(Stored entries)
━━━━━━
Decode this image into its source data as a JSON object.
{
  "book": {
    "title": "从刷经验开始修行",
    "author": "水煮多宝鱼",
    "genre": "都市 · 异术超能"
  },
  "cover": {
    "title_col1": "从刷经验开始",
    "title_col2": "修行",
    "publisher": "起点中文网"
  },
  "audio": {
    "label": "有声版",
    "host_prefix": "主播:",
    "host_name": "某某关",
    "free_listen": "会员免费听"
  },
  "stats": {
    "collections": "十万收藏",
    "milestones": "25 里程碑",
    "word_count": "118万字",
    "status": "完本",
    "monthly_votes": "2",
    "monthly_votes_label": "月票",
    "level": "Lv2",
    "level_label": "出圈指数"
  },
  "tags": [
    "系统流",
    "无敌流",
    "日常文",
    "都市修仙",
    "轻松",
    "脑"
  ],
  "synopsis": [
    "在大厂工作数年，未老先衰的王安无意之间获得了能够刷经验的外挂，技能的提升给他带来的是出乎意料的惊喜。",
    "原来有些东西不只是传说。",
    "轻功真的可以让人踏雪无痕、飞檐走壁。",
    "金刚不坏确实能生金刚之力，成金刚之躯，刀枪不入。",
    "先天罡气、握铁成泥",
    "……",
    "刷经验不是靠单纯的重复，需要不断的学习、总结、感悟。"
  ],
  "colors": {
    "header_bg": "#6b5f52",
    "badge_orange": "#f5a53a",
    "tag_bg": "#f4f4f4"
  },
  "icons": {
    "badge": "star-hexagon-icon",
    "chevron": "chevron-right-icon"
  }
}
━━━━━━
Transcribe the material above in its entirety. Match it exactly.

Decode this image into its source data as a JSON object.
{
  "book": {
    "title": "从刷经验开始修行",
    "author": "水煮多宝鱼",
    "genre": "都市 · 异术超能"
  },
  "cover": {
    "title_col1": "从刷经验开始",
    "title_col2": "修行",
    "publisher": "起点中文网"
  },
  "audio": {
    "label": "有声版",
    "host_prefix": "主播:",
    "host_name": "某某关",
    "free_listen": "会员免费听"
  },
  "stats": {
    "collections": "十万收藏",
    "milestones": "25 里程碑",
    "word_count": "118万字",
    "status": "完本",
    "monthly_votes": "2",
    "monthly_votes_label": "月票",
    "level": "Lv2",
    "level_label": "出圈指数"
  },
  "tags": [
    "系统流",
    "无敌流",
    "日常文",
    "都市修仙",
    "轻松",
    "脑"
  ],
  "synopsis": [
    "在大厂工作数年，未老先衰的王安无意之间获得了能够刷经验的外挂，技能的提升给他带来的是出乎意料的惊喜。",
    "原来有些东西不只是传说。",
    "轻功真的可以让人踏雪无痕、飞檐走壁。",
    "金刚不坏确实能生金刚之力，成金刚之躯，刀枪不入。",
    "先天罡气、握铁成泥",
    "……",
    "刷经验不是靠单纯的重复，需要不断的学习、总结、感悟。"
  ],
  "colors": {
    "header_bg": "#6b5f52",
    "badge_orange": "#f5a53a",
    "tag_bg": "#f4f4f4"
  },
  "icons": {
    "badge": "star-hexagon-icon",
    "chevron": "chevron-right-icon"
  }
}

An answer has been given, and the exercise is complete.